THE PROBLEM ->
In the listing that follows, count the lines holding the word "мест" and report only that number.

[Saved entries]
--- Begin ---

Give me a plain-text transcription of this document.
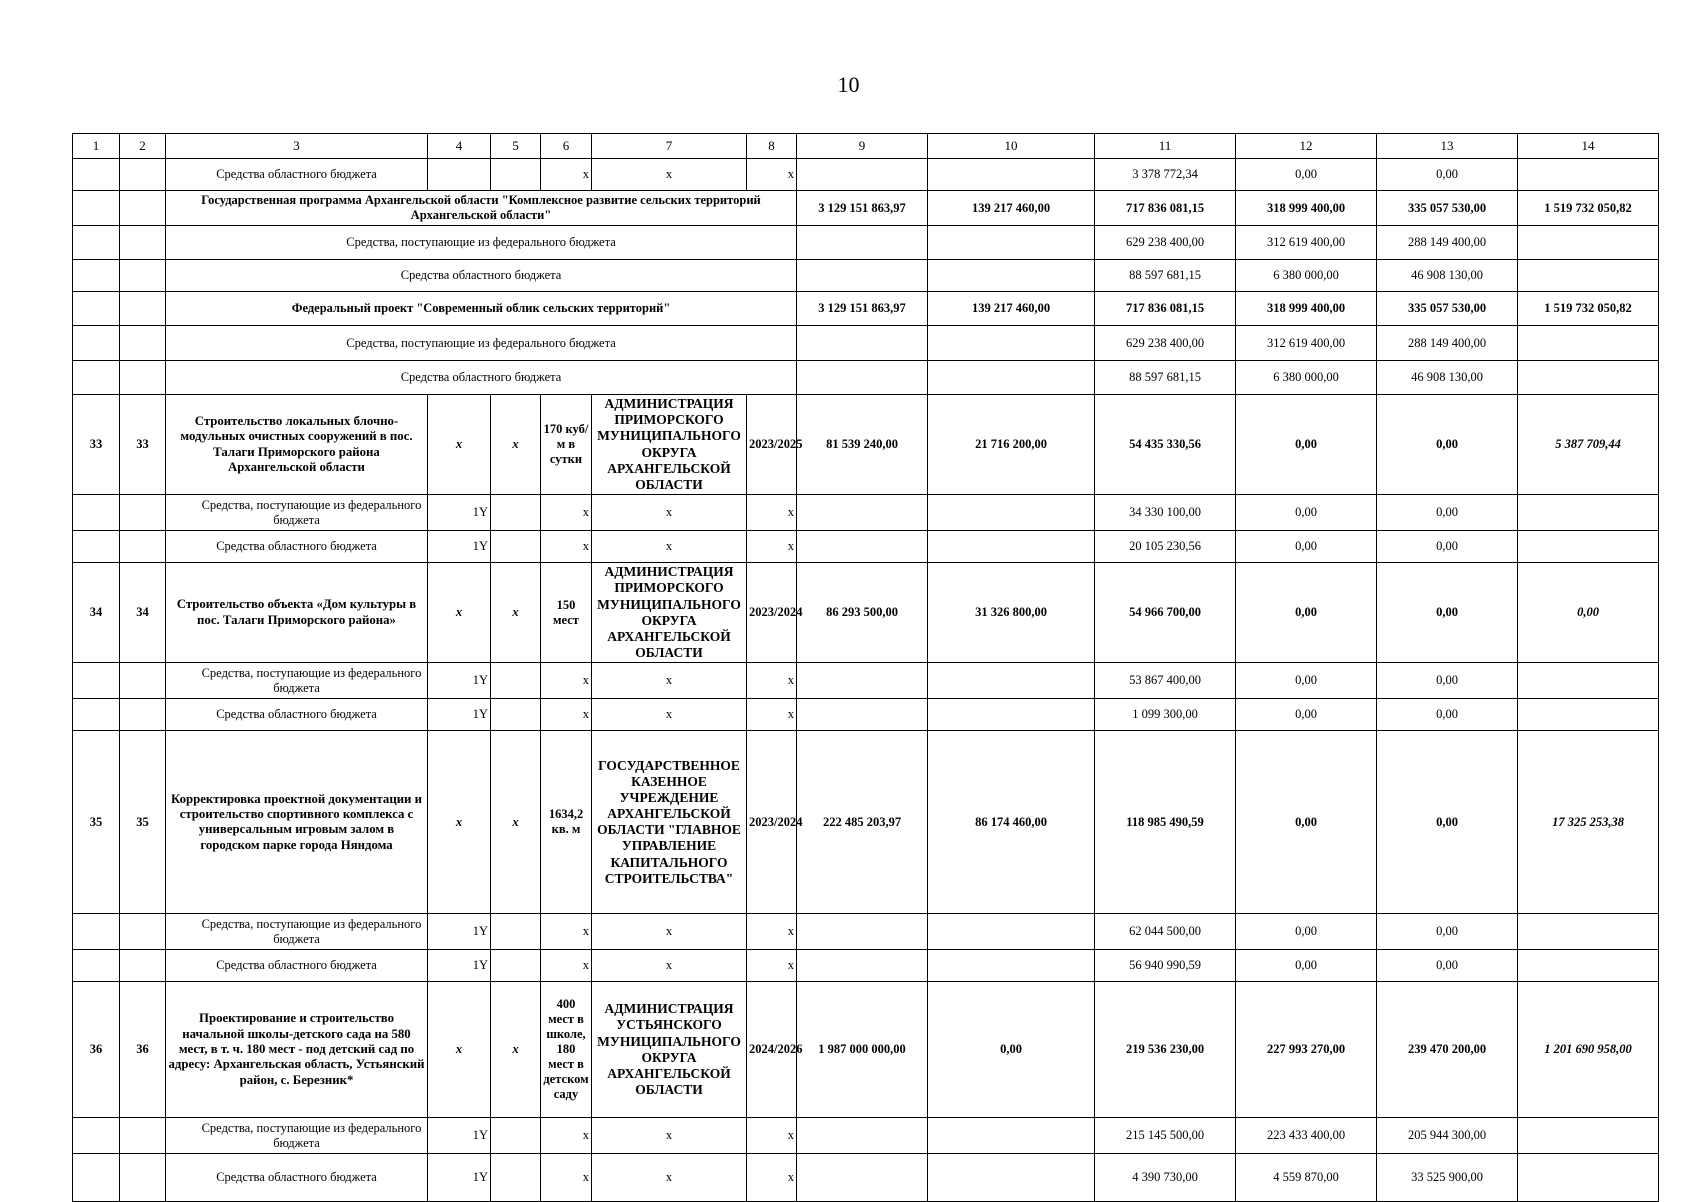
10
1	2	3	4	5	6	7	8	9	10	11	12	13	14
		Средства областного бюджета			x	x	x			3 378 772,34	0,00	0,00	
		Государственная программа Архангельской области "Комплексное развитие сельских территорий Архангельской области"						3 129 151 863,97	139 217 460,00	717 836 081,15	318 999 400,00	335 057 530,00	1 519 732 050,82
		Средства, поступающие из федерального бюджета								629 238 400,00	312 619 400,00	288 149 400,00	
		Средства областного бюджета								88 597 681,15	6 380 000,00	46 908 130,00	
		Федеральный проект "Современный облик сельских территорий"						3 129 151 863,97	139 217 460,00	717 836 081,15	318 999 400,00	335 057 530,00	1 519 732 050,82
		Средства, поступающие из федерального бюджета								629 238 400,00	312 619 400,00	288 149 400,00	
		Средства областного бюджета								88 597 681,15	6 380 000,00	46 908 130,00	
33	33	Строительство локальных блочно-модульных очистных сооружений в пос. Талаги Приморского района Архангельской области	x	x	170 куб/м в сутки	АДМИНИСТРАЦИЯ ПРИМОРСКОГО МУНИЦИПАЛЬНОГО ОКРУГА АРХАНГЕЛЬСКОЙ ОБЛАСТИ	2023/2025	81 539 240,00	21 716 200,00	54 435 330,56	0,00	0,00	5 387 709,44
		Средства, поступающие из федерального бюджета	1Y		x	x	x			34 330 100,00	0,00	0,00	
		Средства областного бюджета	1Y		x	x	x			20 105 230,56	0,00	0,00	
34	34	Строительство объекта «Дом культуры в пос. Талаги Приморского района»	x	x	150 мест	АДМИНИСТРАЦИЯ ПРИМОРСКОГО МУНИЦИПАЛЬНОГО ОКРУГА АРХАНГЕЛЬСКОЙ ОБЛАСТИ	2023/2024	86 293 500,00	31 326 800,00	54 966 700,00	0,00	0,00	0,00
		Средства, поступающие из федерального бюджета	1Y		x	x	x			53 867 400,00	0,00	0,00	
		Средства областного бюджета	1Y		x	x	x			1 099 300,00	0,00	0,00	
35	35	Корректировка проектной документации и строительство спортивного комплекса с универсальным игровым залом в городском парке города Няндома	x	x	1634,2 кв. м	ГОСУДАРСТВЕННОЕ КАЗЕННОЕ УЧРЕЖДЕНИЕ АРХАНГЕЛЬСКОЙ ОБЛАСТИ "ГЛАВНОЕ УПРАВЛЕНИЕ КАПИТАЛЬНОГО СТРОИТЕЛЬСТВА"	2023/2024	222 485 203,97	86 174 460,00	118 985 490,59	0,00	0,00	17 325 253,38
		Средства, поступающие из федерального бюджета	1Y		x	x	x			62 044 500,00	0,00	0,00	
		Средства областного бюджета	1Y		x	x	x			56 940 990,59	0,00	0,00	
36	36	Проектирование и строительство начальной школы-детского сада на 580 мест, в т. ч. 180 мест - под детский сад по адресу: Архангельская область, Устьянский район, с. Березник*	x	x	400 мест в школе, 180 мест в детском саду	АДМИНИСТРАЦИЯ УСТЬЯНСКОГО МУНИЦИПАЛЬНОГО ОКРУГА АРХАНГЕЛЬСКОЙ ОБЛАСТИ	2024/2026	1 987 000 000,00	0,00	219 536 230,00	227 993 270,00	239 470 200,00	1 201 690 958,00
		Средства, поступающие из федерального бюджета	1Y		x	x	x			215 145 500,00	223 433 400,00	205 944 300,00	
		Средства областного бюджета	1Y		x	x	x			4 390 730,00	4 559 870,00	33 525 900,00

--- End ---

RESULT OF THE EXERCISE ->
2